What the task asks: Revise the lines from the one containing "Output each element" through the one containing "- plot-frame: [61, 0, 641, 546]" by replacing "x-tick-label" with "x-axis-tick-label" and keeping all else unchanged, and leave the pictures out of the result.

Records for processing:
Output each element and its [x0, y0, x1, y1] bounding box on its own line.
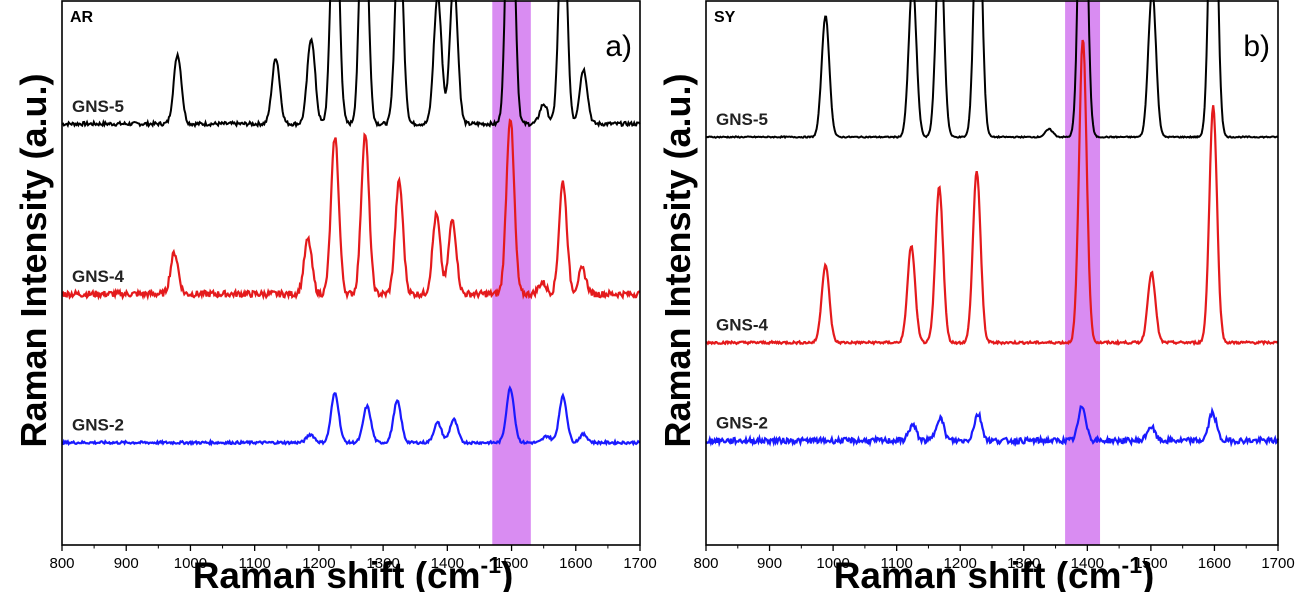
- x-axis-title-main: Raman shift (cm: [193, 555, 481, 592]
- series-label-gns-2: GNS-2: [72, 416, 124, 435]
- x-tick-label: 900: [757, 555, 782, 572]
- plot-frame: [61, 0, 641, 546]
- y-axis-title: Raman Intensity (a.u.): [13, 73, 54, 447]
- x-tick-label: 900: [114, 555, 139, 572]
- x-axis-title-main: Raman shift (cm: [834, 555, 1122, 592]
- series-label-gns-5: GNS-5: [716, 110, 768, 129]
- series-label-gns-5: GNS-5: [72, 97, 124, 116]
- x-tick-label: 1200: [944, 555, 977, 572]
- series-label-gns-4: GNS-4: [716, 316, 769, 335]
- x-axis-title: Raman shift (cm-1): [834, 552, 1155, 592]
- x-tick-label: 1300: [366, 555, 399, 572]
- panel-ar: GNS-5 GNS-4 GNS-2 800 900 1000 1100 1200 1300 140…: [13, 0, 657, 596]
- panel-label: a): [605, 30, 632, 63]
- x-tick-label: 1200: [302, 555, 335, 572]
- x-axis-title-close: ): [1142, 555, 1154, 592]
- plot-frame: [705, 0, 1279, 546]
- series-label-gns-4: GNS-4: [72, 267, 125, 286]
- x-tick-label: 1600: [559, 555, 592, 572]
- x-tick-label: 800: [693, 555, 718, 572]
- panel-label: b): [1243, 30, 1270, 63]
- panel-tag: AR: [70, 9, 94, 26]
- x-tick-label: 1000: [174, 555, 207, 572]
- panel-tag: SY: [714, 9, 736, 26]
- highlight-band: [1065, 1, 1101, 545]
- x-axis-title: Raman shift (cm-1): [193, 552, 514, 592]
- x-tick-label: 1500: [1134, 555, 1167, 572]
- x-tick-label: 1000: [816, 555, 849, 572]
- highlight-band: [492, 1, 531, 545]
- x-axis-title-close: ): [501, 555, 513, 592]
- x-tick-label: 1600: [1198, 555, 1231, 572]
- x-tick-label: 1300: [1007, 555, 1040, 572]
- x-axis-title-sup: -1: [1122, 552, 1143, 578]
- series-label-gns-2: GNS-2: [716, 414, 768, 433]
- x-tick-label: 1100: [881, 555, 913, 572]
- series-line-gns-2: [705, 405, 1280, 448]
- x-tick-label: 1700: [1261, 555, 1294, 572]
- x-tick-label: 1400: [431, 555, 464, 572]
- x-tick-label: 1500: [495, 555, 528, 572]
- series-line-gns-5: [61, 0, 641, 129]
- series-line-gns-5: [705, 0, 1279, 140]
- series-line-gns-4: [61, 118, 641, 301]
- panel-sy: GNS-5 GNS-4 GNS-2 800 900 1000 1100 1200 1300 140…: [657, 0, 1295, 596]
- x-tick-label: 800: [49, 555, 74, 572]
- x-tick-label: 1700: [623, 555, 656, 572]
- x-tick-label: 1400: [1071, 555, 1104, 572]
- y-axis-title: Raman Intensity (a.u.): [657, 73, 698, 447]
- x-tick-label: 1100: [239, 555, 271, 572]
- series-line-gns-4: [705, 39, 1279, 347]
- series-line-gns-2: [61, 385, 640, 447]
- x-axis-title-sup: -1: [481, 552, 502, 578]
--
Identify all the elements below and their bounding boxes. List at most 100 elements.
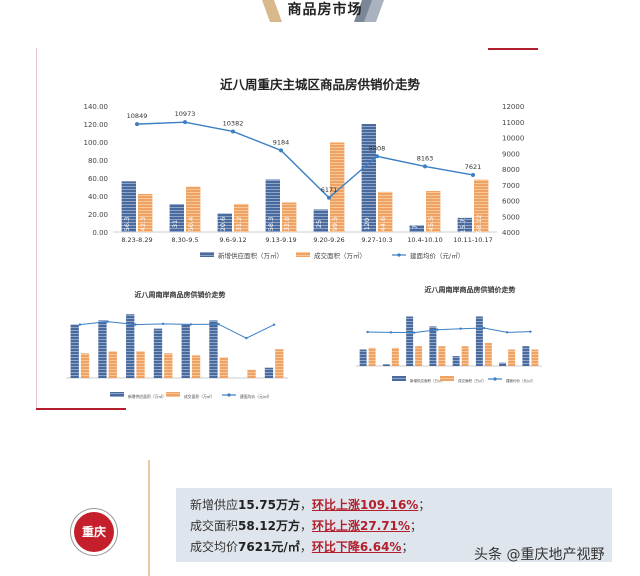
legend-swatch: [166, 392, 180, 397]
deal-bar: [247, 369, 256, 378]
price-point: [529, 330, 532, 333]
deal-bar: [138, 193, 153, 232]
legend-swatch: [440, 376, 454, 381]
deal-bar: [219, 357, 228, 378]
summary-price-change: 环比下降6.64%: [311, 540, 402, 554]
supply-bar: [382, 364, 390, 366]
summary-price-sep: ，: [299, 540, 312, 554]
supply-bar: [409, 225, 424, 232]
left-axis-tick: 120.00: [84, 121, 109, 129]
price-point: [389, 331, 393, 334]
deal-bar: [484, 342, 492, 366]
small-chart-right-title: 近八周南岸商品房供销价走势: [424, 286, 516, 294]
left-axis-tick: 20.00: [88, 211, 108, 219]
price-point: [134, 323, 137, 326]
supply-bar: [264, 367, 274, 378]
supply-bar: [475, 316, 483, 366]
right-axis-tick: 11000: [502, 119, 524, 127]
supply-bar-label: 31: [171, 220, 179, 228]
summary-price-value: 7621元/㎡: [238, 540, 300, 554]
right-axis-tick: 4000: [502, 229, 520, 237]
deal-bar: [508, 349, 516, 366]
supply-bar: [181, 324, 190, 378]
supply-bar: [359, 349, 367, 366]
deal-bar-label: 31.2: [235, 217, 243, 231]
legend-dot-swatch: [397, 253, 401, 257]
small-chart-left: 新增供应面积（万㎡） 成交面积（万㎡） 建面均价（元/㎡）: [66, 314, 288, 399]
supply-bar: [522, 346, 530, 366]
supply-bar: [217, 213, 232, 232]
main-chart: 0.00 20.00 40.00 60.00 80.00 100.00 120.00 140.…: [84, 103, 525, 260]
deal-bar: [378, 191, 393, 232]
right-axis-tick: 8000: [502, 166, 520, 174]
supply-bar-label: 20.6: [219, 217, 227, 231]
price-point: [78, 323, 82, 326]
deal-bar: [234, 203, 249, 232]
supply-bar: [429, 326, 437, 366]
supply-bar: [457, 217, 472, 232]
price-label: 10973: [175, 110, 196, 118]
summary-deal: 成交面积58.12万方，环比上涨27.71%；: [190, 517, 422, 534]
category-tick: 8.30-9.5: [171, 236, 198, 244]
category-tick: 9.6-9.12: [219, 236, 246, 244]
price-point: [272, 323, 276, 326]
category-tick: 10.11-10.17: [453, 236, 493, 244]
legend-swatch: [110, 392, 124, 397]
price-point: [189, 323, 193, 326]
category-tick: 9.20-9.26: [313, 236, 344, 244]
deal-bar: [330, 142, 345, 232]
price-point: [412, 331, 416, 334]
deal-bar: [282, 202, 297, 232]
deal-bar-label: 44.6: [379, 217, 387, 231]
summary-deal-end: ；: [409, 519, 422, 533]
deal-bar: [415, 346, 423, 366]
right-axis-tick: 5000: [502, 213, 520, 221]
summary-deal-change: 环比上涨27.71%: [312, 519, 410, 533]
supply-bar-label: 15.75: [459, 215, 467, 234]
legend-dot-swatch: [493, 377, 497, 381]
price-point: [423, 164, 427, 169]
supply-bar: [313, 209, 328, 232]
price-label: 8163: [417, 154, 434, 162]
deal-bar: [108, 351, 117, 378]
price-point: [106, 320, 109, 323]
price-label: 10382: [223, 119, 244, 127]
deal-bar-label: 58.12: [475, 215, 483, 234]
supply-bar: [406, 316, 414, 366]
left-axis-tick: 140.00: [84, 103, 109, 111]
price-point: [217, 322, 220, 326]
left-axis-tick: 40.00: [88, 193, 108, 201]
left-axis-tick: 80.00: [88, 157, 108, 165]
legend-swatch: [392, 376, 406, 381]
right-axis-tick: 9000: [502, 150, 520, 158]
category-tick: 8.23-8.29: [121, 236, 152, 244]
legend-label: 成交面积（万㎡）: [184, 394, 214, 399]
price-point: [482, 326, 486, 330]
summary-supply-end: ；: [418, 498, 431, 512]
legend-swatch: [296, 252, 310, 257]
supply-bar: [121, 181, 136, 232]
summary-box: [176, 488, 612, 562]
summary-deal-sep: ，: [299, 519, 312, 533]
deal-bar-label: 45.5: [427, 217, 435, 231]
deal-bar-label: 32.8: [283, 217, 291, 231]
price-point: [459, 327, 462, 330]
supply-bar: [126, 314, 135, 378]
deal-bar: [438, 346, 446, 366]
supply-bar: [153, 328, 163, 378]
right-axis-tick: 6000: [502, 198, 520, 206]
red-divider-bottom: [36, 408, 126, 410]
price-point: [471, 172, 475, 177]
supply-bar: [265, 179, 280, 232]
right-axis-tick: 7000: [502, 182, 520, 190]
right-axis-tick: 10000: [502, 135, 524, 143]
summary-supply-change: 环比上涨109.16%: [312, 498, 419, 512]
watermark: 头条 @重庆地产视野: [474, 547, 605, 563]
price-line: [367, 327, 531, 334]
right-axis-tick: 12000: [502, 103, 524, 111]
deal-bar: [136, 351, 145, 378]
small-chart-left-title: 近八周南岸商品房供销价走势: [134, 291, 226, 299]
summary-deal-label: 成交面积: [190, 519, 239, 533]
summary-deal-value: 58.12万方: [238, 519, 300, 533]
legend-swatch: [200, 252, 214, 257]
--
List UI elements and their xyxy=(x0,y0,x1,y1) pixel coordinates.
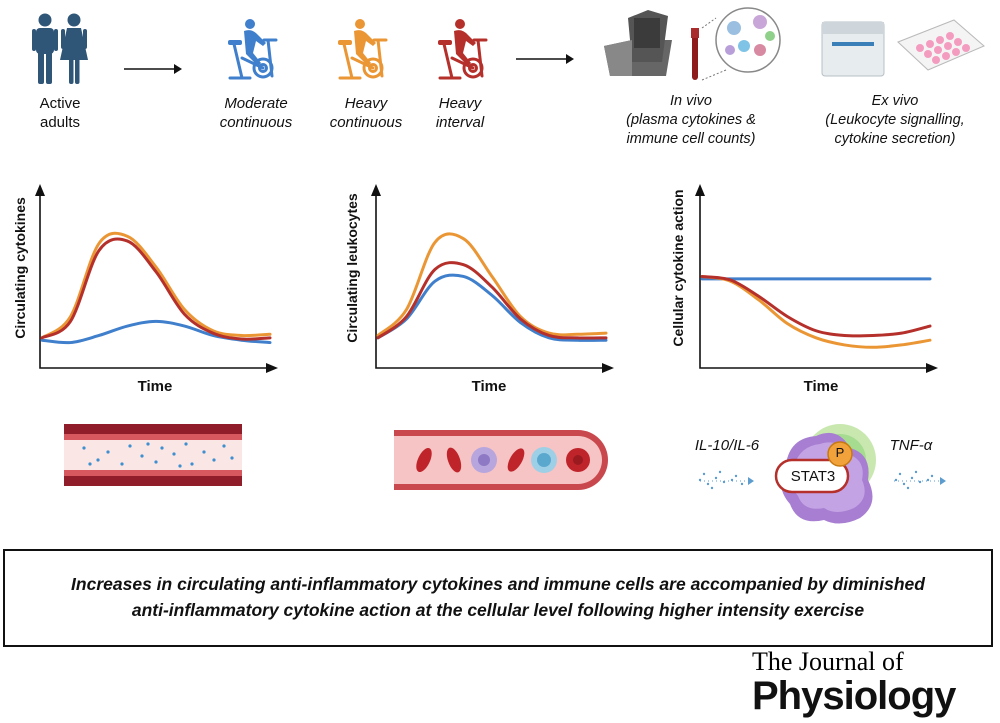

The output:
Output each element and its [x0, y0, x1, y1] bounding box on its own line.
- x-axis-title-main: Raman shift (cm: [193, 555, 481, 592]
- series-label-gns-2: GNS-2: [72, 416, 124, 435]
- x-axis-tick-label: 900: [757, 555, 782, 572]
- plot-frame: [61, 0, 641, 546]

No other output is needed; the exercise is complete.